- _Your task_
Copy only the lines between the one containing "Enumerate this screenshot's" and the end of the records, both included, leaving out pictures.

- _Task data_
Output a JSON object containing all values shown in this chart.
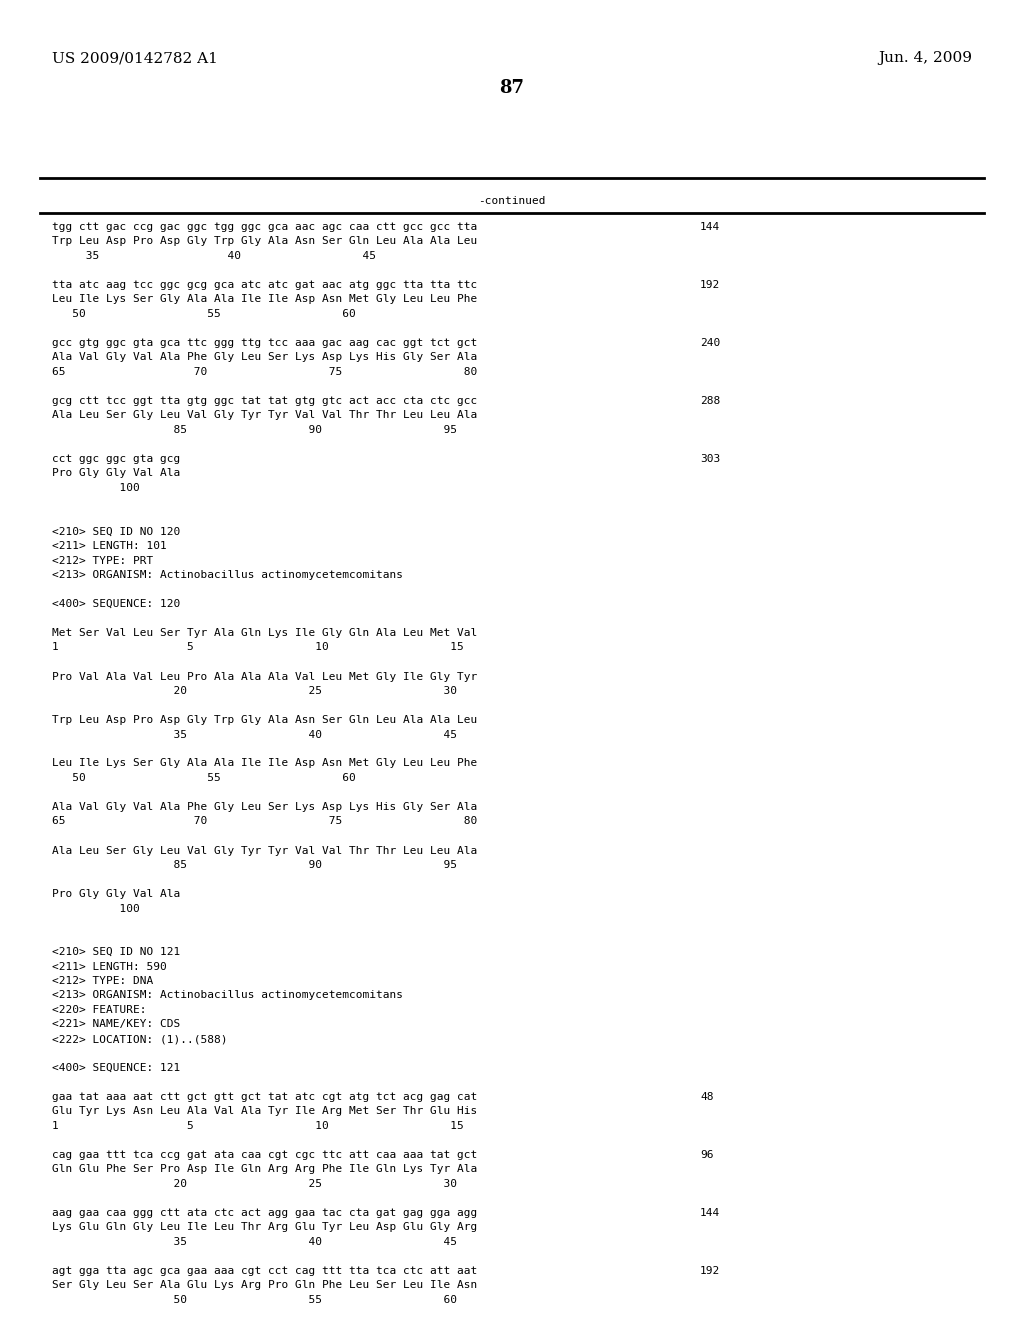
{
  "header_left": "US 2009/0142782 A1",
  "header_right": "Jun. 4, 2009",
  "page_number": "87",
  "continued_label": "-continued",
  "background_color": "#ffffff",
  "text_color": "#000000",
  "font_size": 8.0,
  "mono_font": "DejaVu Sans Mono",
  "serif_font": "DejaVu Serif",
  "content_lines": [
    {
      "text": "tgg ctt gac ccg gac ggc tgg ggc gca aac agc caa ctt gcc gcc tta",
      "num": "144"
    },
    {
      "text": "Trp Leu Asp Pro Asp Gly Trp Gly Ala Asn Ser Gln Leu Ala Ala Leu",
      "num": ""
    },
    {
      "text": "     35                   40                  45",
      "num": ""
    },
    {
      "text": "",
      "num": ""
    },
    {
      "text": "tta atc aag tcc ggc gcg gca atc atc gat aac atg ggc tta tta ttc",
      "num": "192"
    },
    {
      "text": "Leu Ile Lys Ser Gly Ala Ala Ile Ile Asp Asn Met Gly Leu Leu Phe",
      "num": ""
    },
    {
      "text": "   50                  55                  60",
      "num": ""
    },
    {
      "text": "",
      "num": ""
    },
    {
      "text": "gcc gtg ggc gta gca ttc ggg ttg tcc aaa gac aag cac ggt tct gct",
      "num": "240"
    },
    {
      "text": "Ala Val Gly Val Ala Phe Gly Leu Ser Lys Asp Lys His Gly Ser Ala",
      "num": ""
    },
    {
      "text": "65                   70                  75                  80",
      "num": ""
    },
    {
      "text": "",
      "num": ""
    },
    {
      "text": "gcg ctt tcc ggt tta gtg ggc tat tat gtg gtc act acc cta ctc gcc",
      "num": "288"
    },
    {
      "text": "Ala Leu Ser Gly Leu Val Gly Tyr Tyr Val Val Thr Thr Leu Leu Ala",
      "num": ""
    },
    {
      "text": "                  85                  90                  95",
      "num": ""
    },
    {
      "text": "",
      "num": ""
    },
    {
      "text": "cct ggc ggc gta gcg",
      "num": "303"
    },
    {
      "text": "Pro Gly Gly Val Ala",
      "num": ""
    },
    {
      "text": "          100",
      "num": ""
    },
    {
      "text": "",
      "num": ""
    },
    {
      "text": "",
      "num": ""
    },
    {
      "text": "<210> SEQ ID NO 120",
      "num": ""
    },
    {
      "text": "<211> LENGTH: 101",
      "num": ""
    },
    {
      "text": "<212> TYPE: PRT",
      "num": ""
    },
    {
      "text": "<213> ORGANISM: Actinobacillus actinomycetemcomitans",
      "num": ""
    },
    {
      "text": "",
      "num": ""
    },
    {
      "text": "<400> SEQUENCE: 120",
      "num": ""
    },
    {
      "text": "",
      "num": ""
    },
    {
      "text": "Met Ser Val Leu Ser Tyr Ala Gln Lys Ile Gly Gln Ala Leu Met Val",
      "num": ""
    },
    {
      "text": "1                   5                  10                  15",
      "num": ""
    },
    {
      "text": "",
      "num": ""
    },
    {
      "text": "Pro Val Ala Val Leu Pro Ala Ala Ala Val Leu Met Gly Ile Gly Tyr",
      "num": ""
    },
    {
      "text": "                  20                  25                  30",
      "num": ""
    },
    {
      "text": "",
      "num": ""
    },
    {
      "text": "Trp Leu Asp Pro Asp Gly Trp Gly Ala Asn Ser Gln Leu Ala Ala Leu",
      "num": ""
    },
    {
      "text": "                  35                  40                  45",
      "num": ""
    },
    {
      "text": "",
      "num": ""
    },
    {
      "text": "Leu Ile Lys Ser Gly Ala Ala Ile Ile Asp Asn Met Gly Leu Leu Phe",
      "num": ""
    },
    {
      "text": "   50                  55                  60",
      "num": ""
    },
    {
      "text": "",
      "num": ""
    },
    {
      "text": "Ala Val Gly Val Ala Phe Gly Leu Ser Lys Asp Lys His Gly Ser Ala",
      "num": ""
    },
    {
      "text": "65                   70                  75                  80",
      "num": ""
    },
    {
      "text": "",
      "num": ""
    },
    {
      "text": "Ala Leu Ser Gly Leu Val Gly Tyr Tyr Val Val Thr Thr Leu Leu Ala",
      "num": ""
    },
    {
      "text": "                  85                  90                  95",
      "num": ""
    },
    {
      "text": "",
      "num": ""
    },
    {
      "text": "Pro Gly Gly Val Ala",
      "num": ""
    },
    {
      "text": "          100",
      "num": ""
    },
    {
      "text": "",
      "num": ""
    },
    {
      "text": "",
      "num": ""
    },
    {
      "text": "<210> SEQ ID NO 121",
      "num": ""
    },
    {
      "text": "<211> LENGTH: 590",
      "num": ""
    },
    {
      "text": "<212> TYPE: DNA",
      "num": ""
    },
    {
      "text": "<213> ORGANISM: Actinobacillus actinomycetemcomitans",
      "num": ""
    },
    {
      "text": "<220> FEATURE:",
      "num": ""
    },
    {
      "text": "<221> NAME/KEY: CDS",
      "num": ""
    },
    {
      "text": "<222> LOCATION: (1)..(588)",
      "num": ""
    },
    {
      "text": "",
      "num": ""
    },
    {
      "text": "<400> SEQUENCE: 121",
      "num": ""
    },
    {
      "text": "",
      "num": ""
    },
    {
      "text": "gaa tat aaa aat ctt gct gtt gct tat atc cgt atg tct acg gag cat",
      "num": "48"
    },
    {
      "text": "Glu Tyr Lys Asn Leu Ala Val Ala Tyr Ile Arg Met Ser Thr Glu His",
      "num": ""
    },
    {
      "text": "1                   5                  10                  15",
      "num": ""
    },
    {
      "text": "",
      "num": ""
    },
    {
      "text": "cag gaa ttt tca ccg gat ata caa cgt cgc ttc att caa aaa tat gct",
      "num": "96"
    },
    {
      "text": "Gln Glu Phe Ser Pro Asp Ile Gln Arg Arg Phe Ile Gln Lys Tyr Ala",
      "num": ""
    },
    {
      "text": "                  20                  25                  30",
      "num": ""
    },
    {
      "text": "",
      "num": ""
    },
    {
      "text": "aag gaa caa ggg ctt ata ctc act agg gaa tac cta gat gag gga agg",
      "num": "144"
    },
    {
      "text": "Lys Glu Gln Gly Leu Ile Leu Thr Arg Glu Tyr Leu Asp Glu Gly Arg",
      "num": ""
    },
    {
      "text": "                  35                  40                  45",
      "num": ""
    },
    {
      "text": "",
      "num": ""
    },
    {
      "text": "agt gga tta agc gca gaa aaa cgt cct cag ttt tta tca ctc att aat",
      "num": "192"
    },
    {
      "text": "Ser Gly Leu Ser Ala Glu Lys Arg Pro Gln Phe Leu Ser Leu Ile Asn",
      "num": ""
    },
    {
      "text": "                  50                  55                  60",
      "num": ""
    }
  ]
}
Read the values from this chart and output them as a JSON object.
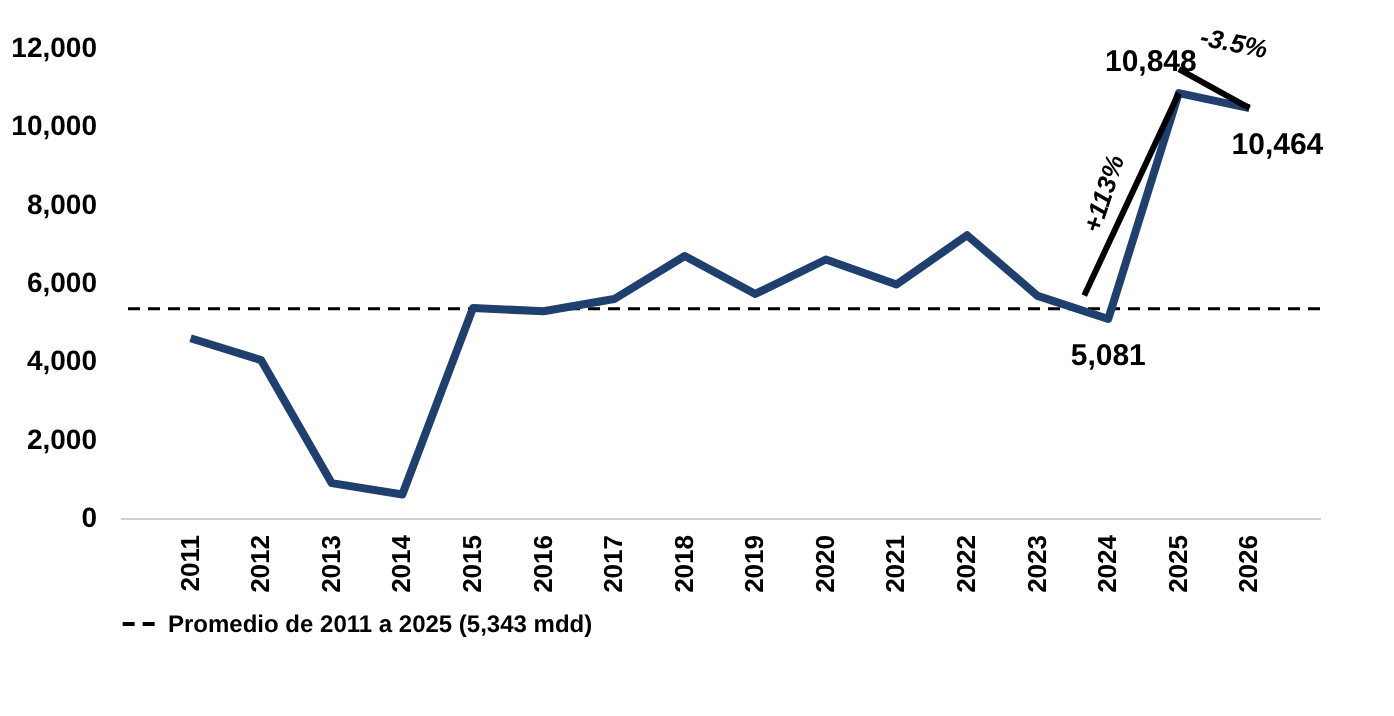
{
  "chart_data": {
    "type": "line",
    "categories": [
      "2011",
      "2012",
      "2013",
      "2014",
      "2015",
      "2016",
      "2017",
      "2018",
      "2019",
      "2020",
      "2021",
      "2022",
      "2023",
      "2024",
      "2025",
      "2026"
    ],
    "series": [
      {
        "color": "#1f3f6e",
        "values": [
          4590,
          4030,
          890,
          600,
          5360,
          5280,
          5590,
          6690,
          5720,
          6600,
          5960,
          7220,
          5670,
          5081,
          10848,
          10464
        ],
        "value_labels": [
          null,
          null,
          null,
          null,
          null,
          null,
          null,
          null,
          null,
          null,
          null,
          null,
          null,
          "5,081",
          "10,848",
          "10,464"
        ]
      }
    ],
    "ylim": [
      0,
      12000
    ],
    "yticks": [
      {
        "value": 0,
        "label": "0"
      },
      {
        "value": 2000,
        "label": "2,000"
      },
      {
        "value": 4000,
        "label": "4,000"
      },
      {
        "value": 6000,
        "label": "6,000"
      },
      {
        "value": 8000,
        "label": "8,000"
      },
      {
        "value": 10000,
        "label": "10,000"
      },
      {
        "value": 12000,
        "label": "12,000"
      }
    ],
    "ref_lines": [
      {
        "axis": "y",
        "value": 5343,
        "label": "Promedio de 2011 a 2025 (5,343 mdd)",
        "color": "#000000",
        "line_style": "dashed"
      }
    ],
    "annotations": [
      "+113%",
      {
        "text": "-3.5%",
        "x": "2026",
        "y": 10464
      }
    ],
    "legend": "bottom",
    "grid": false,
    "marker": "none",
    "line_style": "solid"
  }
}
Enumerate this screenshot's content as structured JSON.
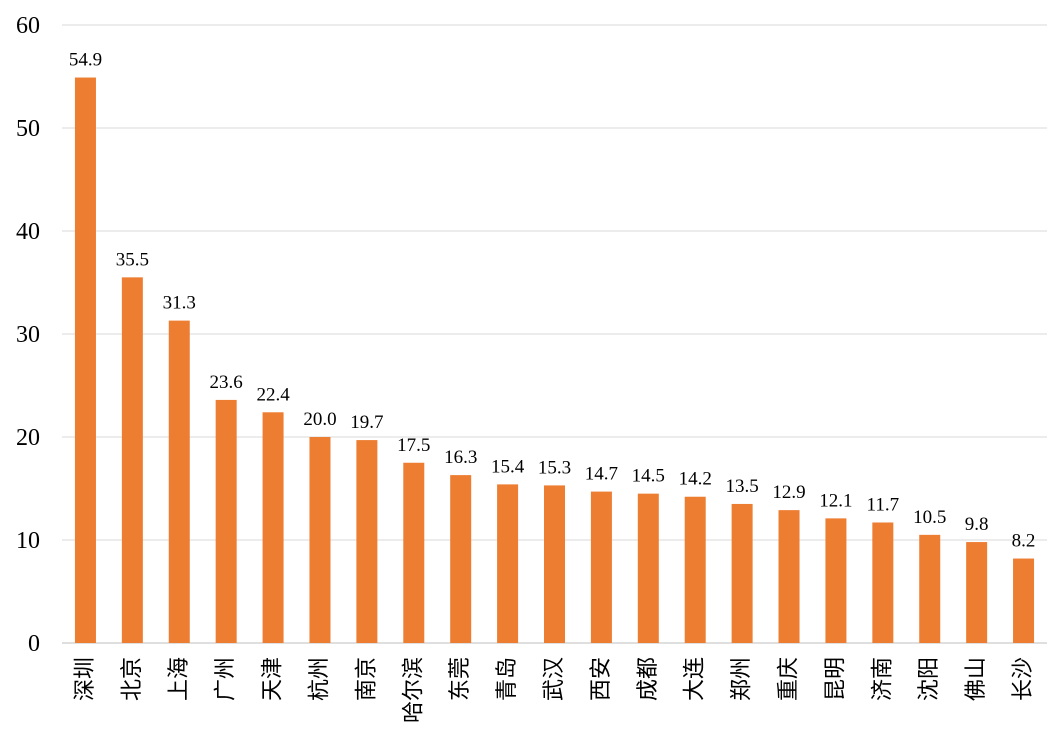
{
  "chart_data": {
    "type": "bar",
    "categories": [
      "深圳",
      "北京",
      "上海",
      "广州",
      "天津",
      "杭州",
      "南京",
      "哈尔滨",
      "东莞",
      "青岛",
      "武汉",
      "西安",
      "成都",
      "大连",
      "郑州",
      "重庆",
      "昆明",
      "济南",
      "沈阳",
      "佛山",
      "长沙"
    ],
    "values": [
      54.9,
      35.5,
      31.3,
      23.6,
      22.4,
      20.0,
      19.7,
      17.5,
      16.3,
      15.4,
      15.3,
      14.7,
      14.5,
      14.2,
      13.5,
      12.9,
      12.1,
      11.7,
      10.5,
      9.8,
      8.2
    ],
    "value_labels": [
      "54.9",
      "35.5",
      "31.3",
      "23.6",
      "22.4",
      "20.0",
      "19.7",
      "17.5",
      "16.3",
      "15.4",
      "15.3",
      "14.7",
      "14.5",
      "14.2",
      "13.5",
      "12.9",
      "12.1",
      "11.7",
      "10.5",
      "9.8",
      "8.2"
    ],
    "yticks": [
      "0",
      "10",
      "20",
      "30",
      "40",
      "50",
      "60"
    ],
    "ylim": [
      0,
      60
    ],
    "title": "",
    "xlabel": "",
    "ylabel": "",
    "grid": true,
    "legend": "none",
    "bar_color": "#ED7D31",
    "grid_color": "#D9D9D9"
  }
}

- _Solution for this problem_
Enumerate this screenshot's content as structured JSON.
{
  "chart_data": {
    "type": "bar",
    "categories": [
      "深圳",
      "北京",
      "上海",
      "广州",
      "天津",
      "杭州",
      "南京",
      "哈尔滨",
      "东莞",
      "青岛",
      "武汉",
      "西安",
      "成都",
      "大连",
      "郑州",
      "重庆",
      "昆明",
      "济南",
      "沈阳",
      "佛山",
      "长沙"
    ],
    "values": [
      54.9,
      35.5,
      31.3,
      23.6,
      22.4,
      20.0,
      19.7,
      17.5,
      16.3,
      15.4,
      15.3,
      14.7,
      14.5,
      14.2,
      13.5,
      12.9,
      12.1,
      11.7,
      10.5,
      9.8,
      8.2
    ],
    "value_labels": [
      "54.9",
      "35.5",
      "31.3",
      "23.6",
      "22.4",
      "20.0",
      "19.7",
      "17.5",
      "16.3",
      "15.4",
      "15.3",
      "14.7",
      "14.5",
      "14.2",
      "13.5",
      "12.9",
      "12.1",
      "11.7",
      "10.5",
      "9.8",
      "8.2"
    ],
    "yticks": [
      "0",
      "10",
      "20",
      "30",
      "40",
      "50",
      "60"
    ],
    "ylim": [
      0,
      60
    ],
    "title": "",
    "xlabel": "",
    "ylabel": "",
    "grid": true,
    "legend": "none",
    "bar_color": "#ED7D31",
    "grid_color": "#D9D9D9"
  }
}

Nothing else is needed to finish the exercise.